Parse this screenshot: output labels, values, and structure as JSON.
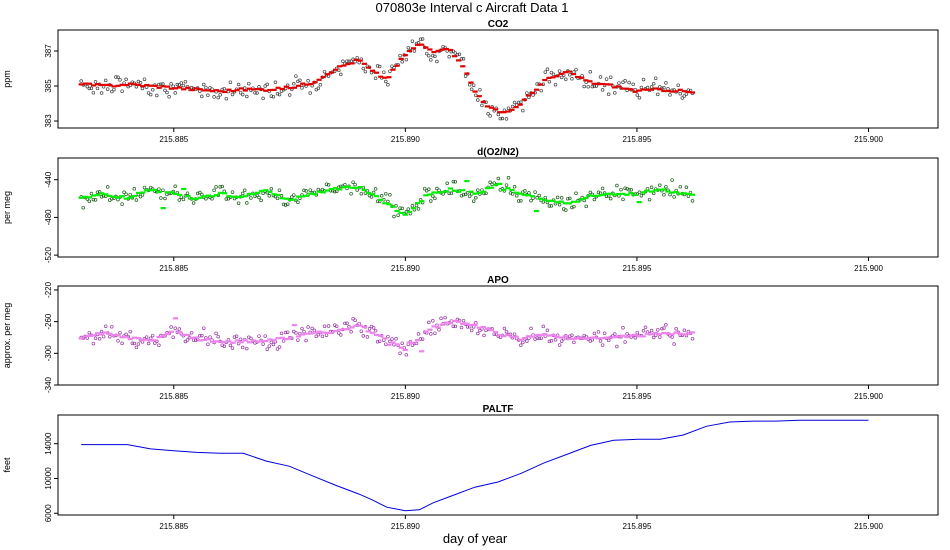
{
  "figure": {
    "title": "070803e   Interval c Aircraft Data 1",
    "xlabel": "day of year"
  },
  "chart_data": [
    {
      "type": "scatter",
      "title": "CO2",
      "ylabel": "ppm",
      "xlim": [
        215.8825,
        215.9015
      ],
      "ylim": [
        382.6,
        388.2
      ],
      "xticks": [
        "215.885",
        "215.890",
        "215.895",
        "215.900"
      ],
      "xtick_values": [
        215.885,
        215.89,
        215.895,
        215.9
      ],
      "yticks": [
        "383",
        "385",
        "387"
      ],
      "ytick_values": [
        383,
        385,
        387
      ],
      "colors": {
        "points": "#444444",
        "smooth": "#e00000"
      },
      "series": [
        {
          "name": "CO2",
          "x": [
            215.883,
            215.8835,
            215.884,
            215.8845,
            215.885,
            215.8855,
            215.886,
            215.8865,
            215.887,
            215.8875,
            215.888,
            215.8885,
            215.889,
            215.8893,
            215.8896,
            215.89,
            215.8903,
            215.8906,
            215.8909,
            215.8912,
            215.8915,
            215.8918,
            215.8921,
            215.8924,
            215.8927,
            215.893,
            215.8935,
            215.894,
            215.8945,
            215.895,
            215.8955,
            215.896,
            215.8962
          ],
          "values": [
            385.1,
            385.0,
            385.1,
            385.0,
            384.9,
            384.8,
            384.7,
            384.8,
            384.8,
            384.9,
            385.2,
            386.0,
            386.5,
            385.8,
            385.4,
            386.8,
            387.4,
            387.0,
            387.2,
            386.4,
            384.7,
            383.8,
            383.4,
            383.8,
            384.5,
            385.3,
            385.8,
            385.2,
            385.0,
            384.7,
            384.8,
            384.7,
            384.6
          ]
        }
      ]
    },
    {
      "type": "scatter",
      "title": "d(O2/N2)",
      "ylabel": "per meg",
      "xlim": [
        215.8825,
        215.9015
      ],
      "ylim": [
        -522,
        -417
      ],
      "xticks": [
        "215.885",
        "215.890",
        "215.895",
        "215.900"
      ],
      "xtick_values": [
        215.885,
        215.89,
        215.895,
        215.9
      ],
      "yticks": [
        "-520",
        "-480",
        "-440"
      ],
      "ytick_values": [
        -520,
        -480,
        -440
      ],
      "colors": {
        "points": "#1a5e1a",
        "smooth": "#00ee00"
      },
      "series": [
        {
          "name": "d(O2/N2)",
          "x": [
            215.883,
            215.8835,
            215.884,
            215.8845,
            215.885,
            215.8855,
            215.886,
            215.8865,
            215.887,
            215.8875,
            215.888,
            215.8885,
            215.889,
            215.8895,
            215.89,
            215.8905,
            215.891,
            215.8915,
            215.892,
            215.8925,
            215.893,
            215.8935,
            215.894,
            215.8945,
            215.895,
            215.8955,
            215.896,
            215.8962
          ],
          "values": [
            -460,
            -455,
            -460,
            -450,
            -455,
            -460,
            -455,
            -458,
            -452,
            -462,
            -455,
            -450,
            -448,
            -462,
            -478,
            -455,
            -450,
            -455,
            -445,
            -455,
            -462,
            -465,
            -458,
            -455,
            -455,
            -450,
            -455,
            -455
          ]
        }
      ]
    },
    {
      "type": "scatter",
      "title": "APO",
      "ylabel": "approx. per meg",
      "xlim": [
        215.8825,
        215.9015
      ],
      "ylim": [
        -340,
        -215
      ],
      "xticks": [
        "215.885",
        "215.890",
        "215.895",
        "215.900"
      ],
      "xtick_values": [
        215.885,
        215.89,
        215.895,
        215.9
      ],
      "yticks": [
        "-340",
        "-300",
        "-260",
        "-220"
      ],
      "ytick_values": [
        -340,
        -300,
        -260,
        -220
      ],
      "colors": {
        "points": "#9a3aa8",
        "smooth": "#ee82ee"
      },
      "series": [
        {
          "name": "APO",
          "x": [
            215.883,
            215.8835,
            215.884,
            215.8845,
            215.885,
            215.8855,
            215.886,
            215.8865,
            215.887,
            215.8875,
            215.888,
            215.8885,
            215.889,
            215.8895,
            215.89,
            215.8905,
            215.891,
            215.8915,
            215.892,
            215.8925,
            215.893,
            215.8935,
            215.894,
            215.8945,
            215.895,
            215.8955,
            215.896,
            215.8962
          ],
          "values": [
            -280,
            -275,
            -280,
            -285,
            -272,
            -282,
            -285,
            -285,
            -285,
            -280,
            -275,
            -272,
            -265,
            -280,
            -295,
            -270,
            -260,
            -265,
            -275,
            -282,
            -275,
            -280,
            -282,
            -280,
            -278,
            -275,
            -275,
            -275
          ]
        }
      ]
    },
    {
      "type": "line",
      "title": "PALTF",
      "ylabel": "feet",
      "xlim": [
        215.8825,
        215.9015
      ],
      "ylim": [
        5800,
        17300
      ],
      "xticks": [
        "215.885",
        "215.890",
        "215.895",
        "215.900"
      ],
      "xtick_values": [
        215.885,
        215.89,
        215.895,
        215.9
      ],
      "yticks": [
        "6000",
        "10000",
        "14000"
      ],
      "ytick_values": [
        6000,
        10000,
        14000
      ],
      "colors": {
        "line": "#0000dd"
      },
      "series": [
        {
          "name": "PALTF",
          "x": [
            215.883,
            215.8835,
            215.884,
            215.8845,
            215.885,
            215.8855,
            215.886,
            215.8865,
            215.887,
            215.8875,
            215.888,
            215.8885,
            215.889,
            215.8893,
            215.8896,
            215.89,
            215.8903,
            215.8906,
            215.891,
            215.8915,
            215.892,
            215.8925,
            215.893,
            215.8935,
            215.894,
            215.8945,
            215.895,
            215.8955,
            215.896,
            215.8965,
            215.897,
            215.8975,
            215.898,
            215.8985,
            215.899,
            215.8995,
            215.9
          ],
          "values": [
            13900,
            13900,
            13900,
            13400,
            13200,
            13000,
            12900,
            12900,
            12000,
            11400,
            10300,
            9200,
            8200,
            7500,
            6700,
            6300,
            6400,
            7200,
            8000,
            9000,
            9600,
            10600,
            11800,
            12800,
            13800,
            14400,
            14500,
            14500,
            15000,
            16000,
            16500,
            16600,
            16600,
            16700,
            16700,
            16700,
            16700
          ]
        }
      ]
    }
  ]
}
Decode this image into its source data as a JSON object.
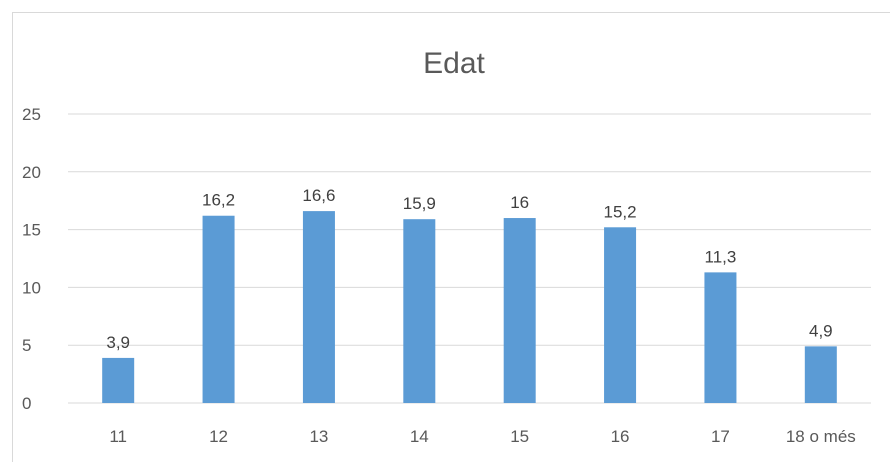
{
  "chart_data": {
    "type": "bar",
    "title": "Edat",
    "xlabel": "",
    "ylabel": "",
    "categories": [
      "11",
      "12",
      "13",
      "14",
      "15",
      "16",
      "17",
      "18 o més"
    ],
    "values": [
      3.9,
      16.2,
      16.6,
      15.9,
      16,
      15.2,
      11.3,
      4.9
    ],
    "data_labels": [
      "3,9",
      "16,2",
      "16,6",
      "15,9",
      "16",
      "15,2",
      "11,3",
      "4,9"
    ],
    "ylim": [
      0,
      25
    ],
    "yticks": [
      0,
      5,
      10,
      15,
      20,
      25
    ],
    "grid": true,
    "legend": "none",
    "bar_color": "#5b9bd5",
    "grid_color": "#d9d9d9"
  }
}
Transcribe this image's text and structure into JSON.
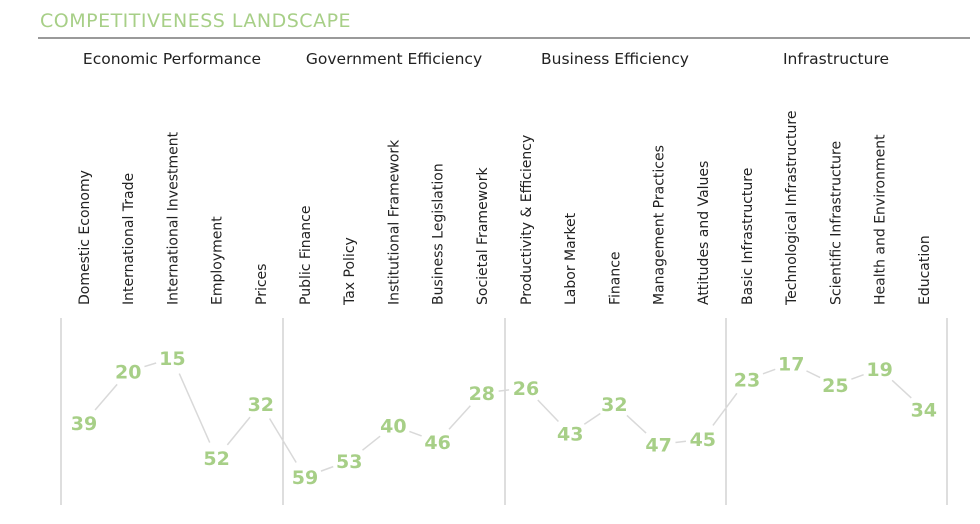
{
  "header": {
    "title": "COMPETITIVENESS LANDSCAPE"
  },
  "colors": {
    "accent": "#a7cf87",
    "line": "#d9d9d9",
    "separator": "#c8c8c8",
    "text": "#222222"
  },
  "chart_data": {
    "type": "line",
    "groups": [
      {
        "name": "Economic Performance",
        "categories": [
          "Domestic Economy",
          "International Trade",
          "International Investment",
          "Employment",
          "Prices"
        ]
      },
      {
        "name": "Government Efficiency",
        "categories": [
          "Public Finance",
          "Tax Policy",
          "Institutional Framework",
          "Business Legislation",
          "Societal Framework"
        ]
      },
      {
        "name": "Business Efficiency",
        "categories": [
          "Productivity & Efficiency",
          "Labor Market",
          "Finance",
          "Management Practices",
          "Attitudes and Values"
        ]
      },
      {
        "name": "Infrastructure",
        "categories": [
          "Basic Infrastructure",
          "Technological Infrastructure",
          "Scientific Infrastructure",
          "Health and Environment",
          "Education"
        ]
      }
    ],
    "categories": [
      "Domestic Economy",
      "International Trade",
      "International Investment",
      "Employment",
      "Prices",
      "Public Finance",
      "Tax Policy",
      "Institutional Framework",
      "Business Legislation",
      "Societal Framework",
      "Productivity & Efficiency",
      "Labor Market",
      "Finance",
      "Management Practices",
      "Attitudes and Values",
      "Basic Infrastructure",
      "Technological Infrastructure",
      "Scientific Infrastructure",
      "Health and Environment",
      "Education"
    ],
    "values": [
      39,
      20,
      15,
      52,
      32,
      59,
      53,
      40,
      46,
      28,
      26,
      43,
      32,
      47,
      45,
      23,
      17,
      25,
      19,
      34
    ],
    "inverted": true,
    "grid": false
  }
}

WHAT IS BEING ASKED >> For each line above that contains the word "Technological", copy that line.

PROBLEM SOLUTION >>
          "Technological Infrastructure",
      "Technological Infrastructure",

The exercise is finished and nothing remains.